Direction:
Go through the listing beneath this task and return every line that carries the string "subtitle".

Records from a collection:
#####

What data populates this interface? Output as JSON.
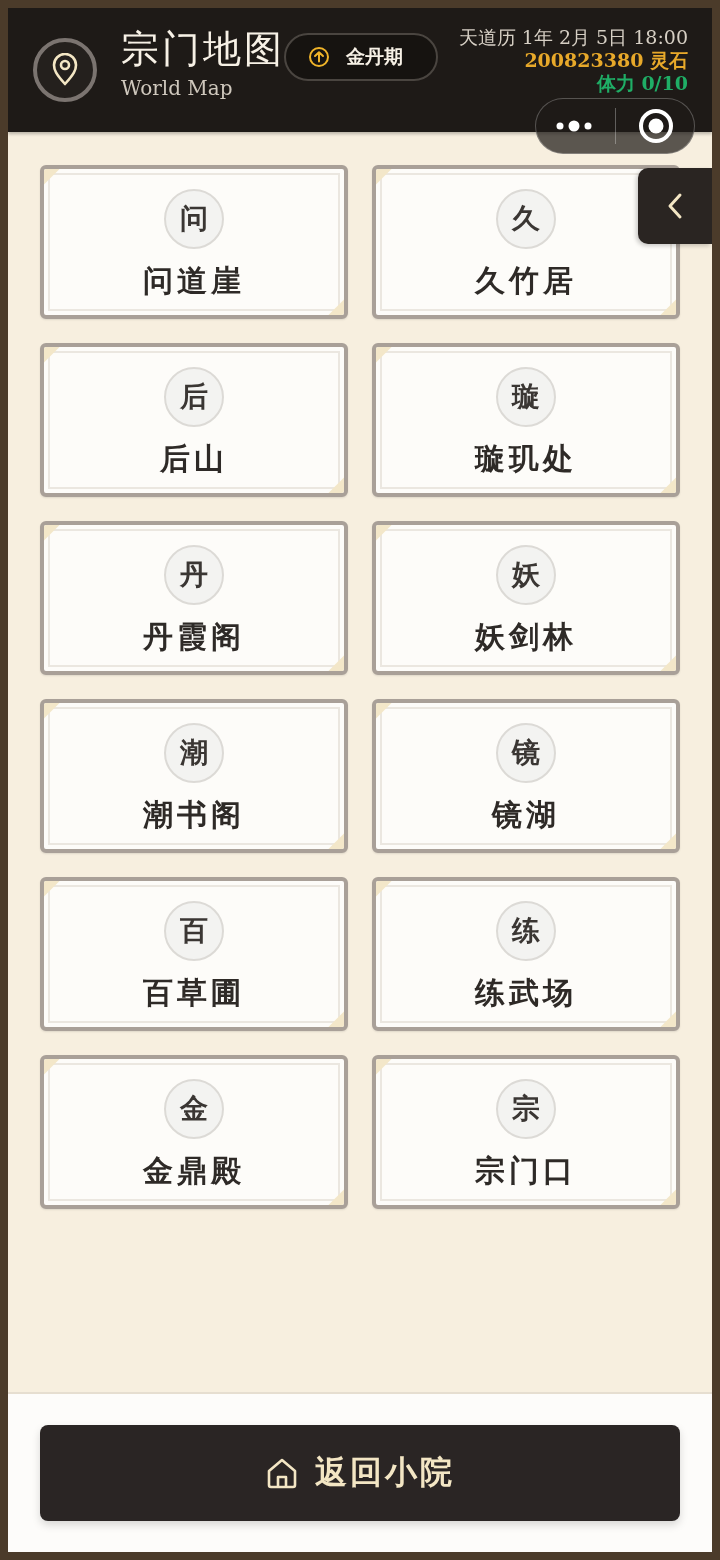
{
  "header": {
    "title": "宗门地图",
    "subtitle": "World Map",
    "realm": "金丹期",
    "date": "天道历 1年 2月 5日 18:00",
    "spirit_stones": "200823380 灵石",
    "stamina": "体力 0/10"
  },
  "locations": [
    {
      "initial": "问",
      "name": "问道崖"
    },
    {
      "initial": "久",
      "name": "久竹居"
    },
    {
      "initial": "后",
      "name": "后山"
    },
    {
      "initial": "璇",
      "name": "璇玑处"
    },
    {
      "initial": "丹",
      "name": "丹霞阁"
    },
    {
      "initial": "妖",
      "name": "妖剑林"
    },
    {
      "initial": "潮",
      "name": "潮书阁"
    },
    {
      "initial": "镜",
      "name": "镜湖"
    },
    {
      "initial": "百",
      "name": "百草圃"
    },
    {
      "initial": "练",
      "name": "练武场"
    },
    {
      "initial": "金",
      "name": "金鼎殿"
    },
    {
      "initial": "宗",
      "name": "宗门口"
    }
  ],
  "back_button": {
    "label": "返回小院"
  }
}
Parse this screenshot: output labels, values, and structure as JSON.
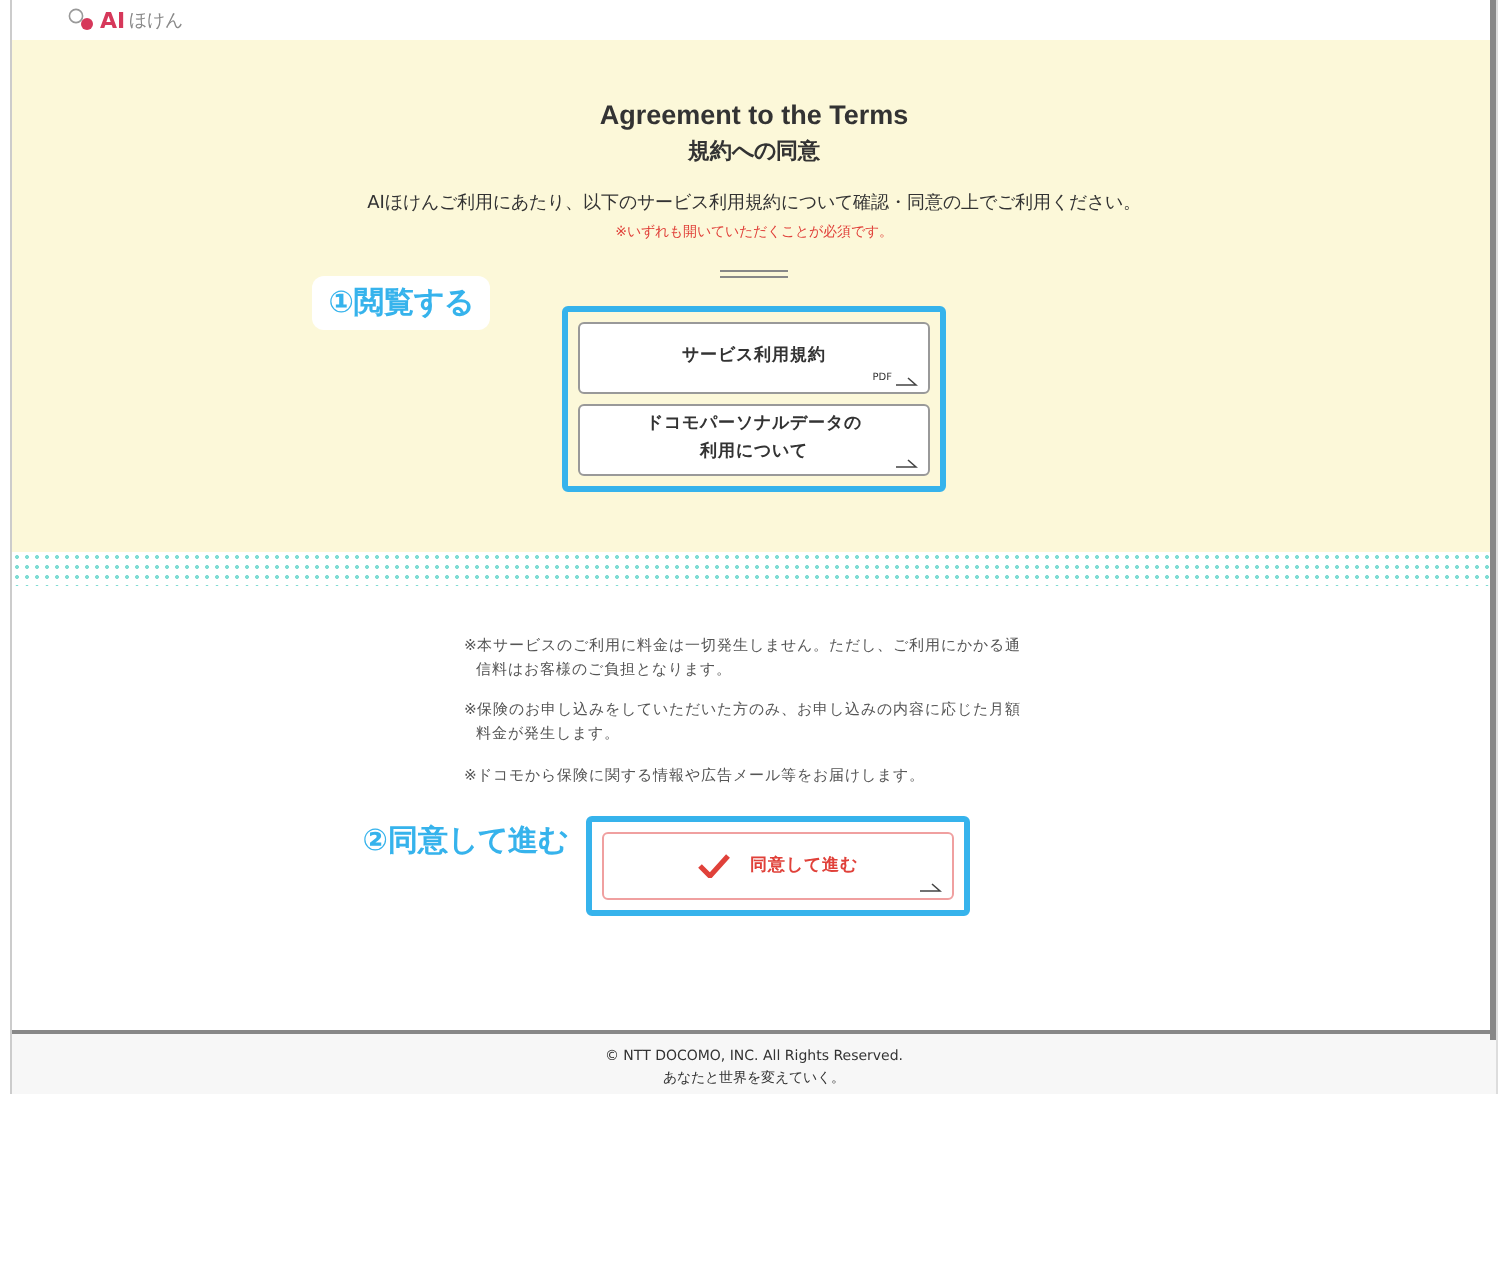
{
  "logo": {
    "brand": "AI",
    "name": "ほけん"
  },
  "title": "Agreement to the Terms",
  "subtitle": "規約への同意",
  "intro": "AIほけんご利用にあたり、以下のサービス利用規約について確認・同意の上でご利用ください。",
  "required_note": "※いずれも開いていただくことが必須です。",
  "step1_label": "①閲覧する",
  "documents": [
    {
      "lines": [
        "サービス利用規約"
      ],
      "badge": "PDF"
    },
    {
      "lines": [
        "ドコモパーソナルデータの",
        "利用について"
      ]
    }
  ],
  "notes": [
    [
      "※本サービスのご利用に料金は一切発生しません。ただし、ご利用にかかる通",
      "信料はお客様のご負担となります。"
    ],
    [
      "※保険のお申し込みをしていただいた方のみ、お申し込みの内容に応じた月額",
      "料金が発生します。"
    ],
    [
      "※ドコモから保険に関する情報や広告メール等をお届けします。"
    ]
  ],
  "step2_label": "②同意して進む",
  "agree_button": "同意して進む",
  "footer": {
    "copyright": "© NTT DOCOMO, INC. All Rights Reserved.",
    "tagline": "あなたと世界を変えていく。"
  }
}
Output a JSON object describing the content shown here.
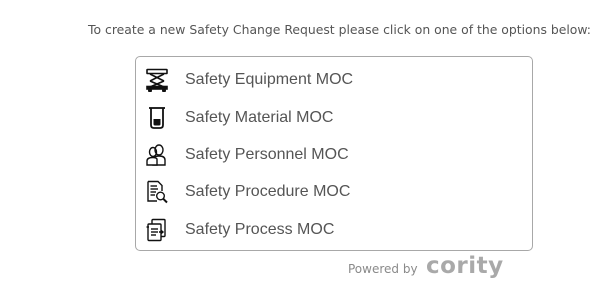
{
  "instruction": "To create a new Safety Change Request please click on one of the options below:",
  "options": [
    {
      "label": "Safety Equipment MOC",
      "icon": "scissor-lift-icon"
    },
    {
      "label": "Safety Material MOC",
      "icon": "beaker-icon"
    },
    {
      "label": "Safety Personnel MOC",
      "icon": "people-icon"
    },
    {
      "label": "Safety Procedure MOC",
      "icon": "document-search-icon"
    },
    {
      "label": "Safety Process MOC",
      "icon": "process-icon"
    }
  ],
  "footer": {
    "powered_by": "Powered by",
    "brand": "cority"
  },
  "colors": {
    "text": "#555555",
    "border": "#a8a8a8",
    "brand": "#a9a9a9",
    "icon": "#111111"
  }
}
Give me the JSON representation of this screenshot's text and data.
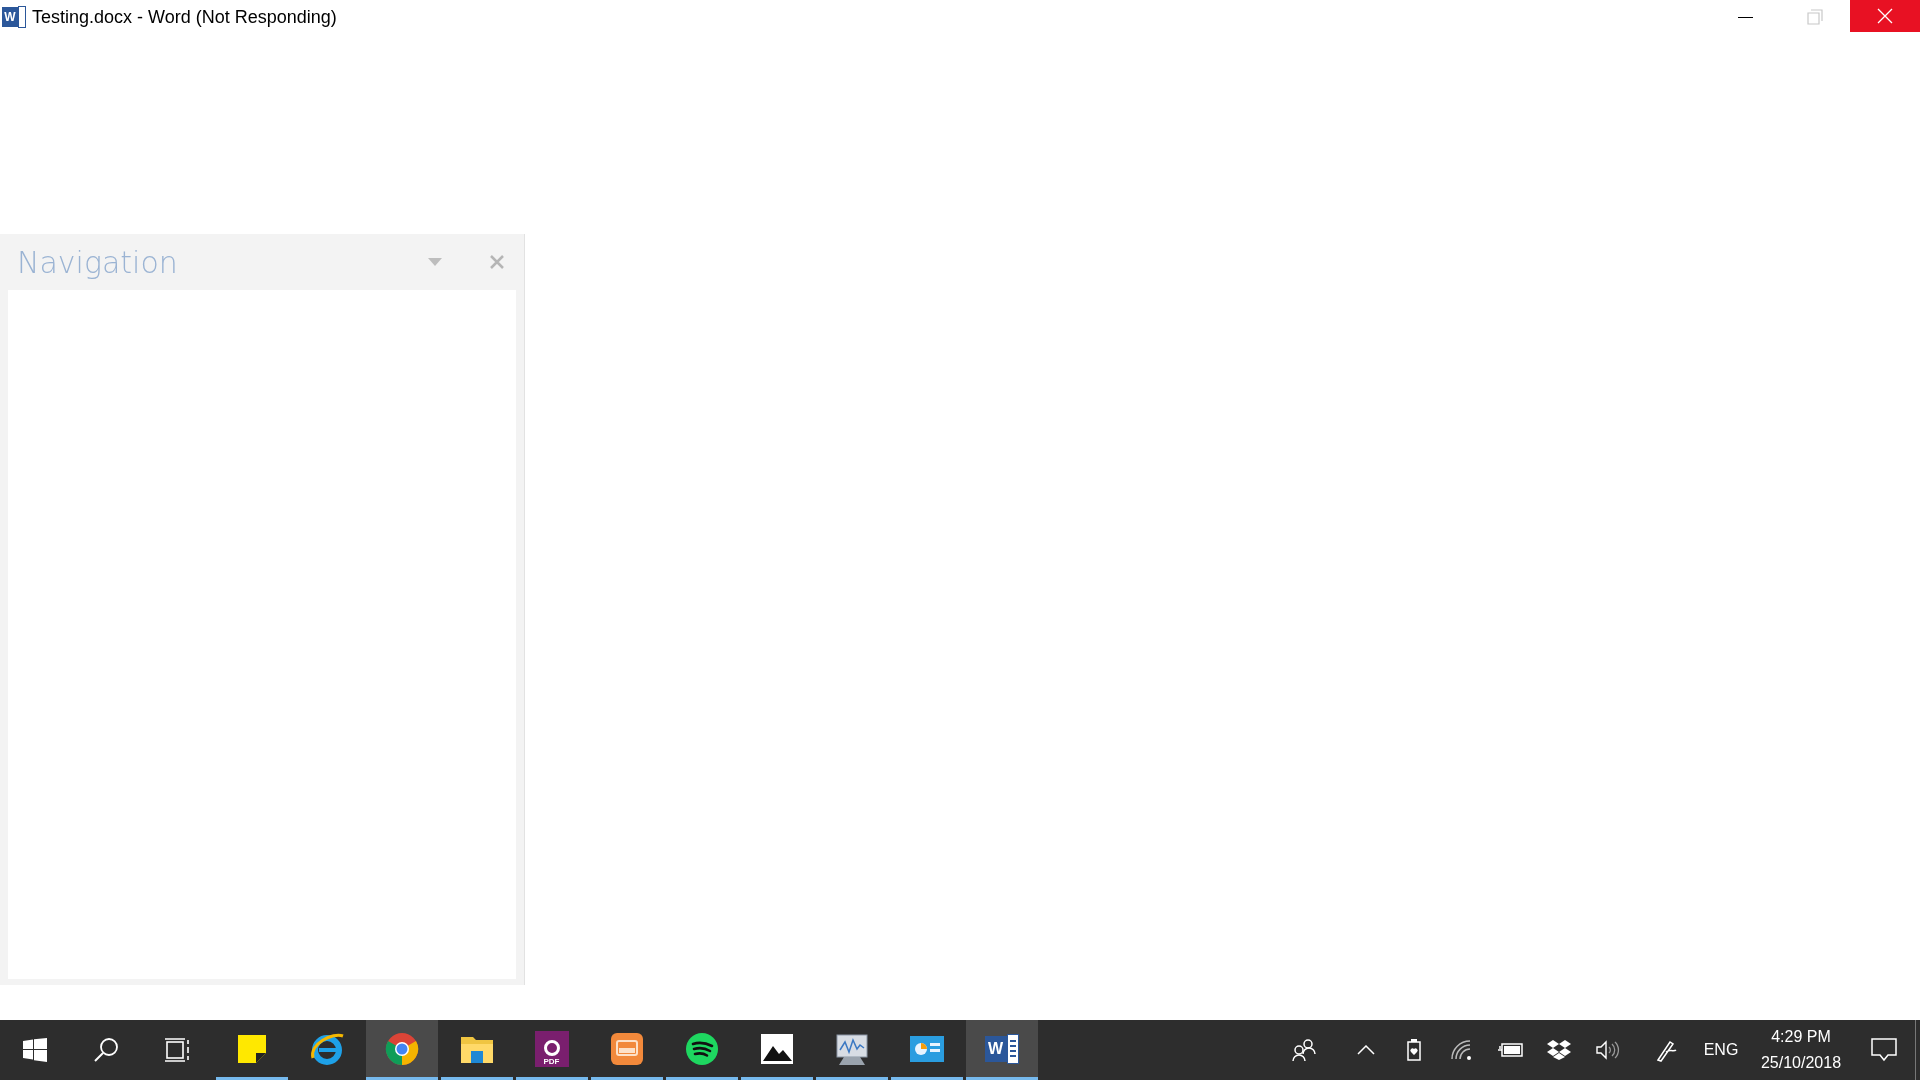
{
  "window": {
    "title": "Testing.docx - Word (Not Responding)",
    "icon_letter": "W"
  },
  "navigation_pane": {
    "title": "Navigation"
  },
  "taskbar": {
    "apps": [
      {
        "kind": "sticky",
        "running": true,
        "highlighted": false
      },
      {
        "kind": "ie",
        "running": false,
        "highlighted": false
      },
      {
        "kind": "chrome",
        "running": true,
        "highlighted": true
      },
      {
        "kind": "folder",
        "running": true,
        "highlighted": false
      },
      {
        "kind": "pdf",
        "running": true,
        "highlighted": false,
        "badge": "PDF"
      },
      {
        "kind": "slides",
        "running": true,
        "highlighted": false
      },
      {
        "kind": "music",
        "running": true,
        "highlighted": false
      },
      {
        "kind": "photos",
        "running": true,
        "highlighted": false
      },
      {
        "kind": "monitor",
        "running": true,
        "highlighted": false
      },
      {
        "kind": "card",
        "running": true,
        "highlighted": false
      },
      {
        "kind": "word",
        "running": true,
        "highlighted": true,
        "badge": "W"
      }
    ],
    "language": "ENG",
    "time": "4:29 PM",
    "date": "25/10/2018"
  }
}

#####

Output:
    "subtitle": "World Map",
  "subtitle": "規約への同意",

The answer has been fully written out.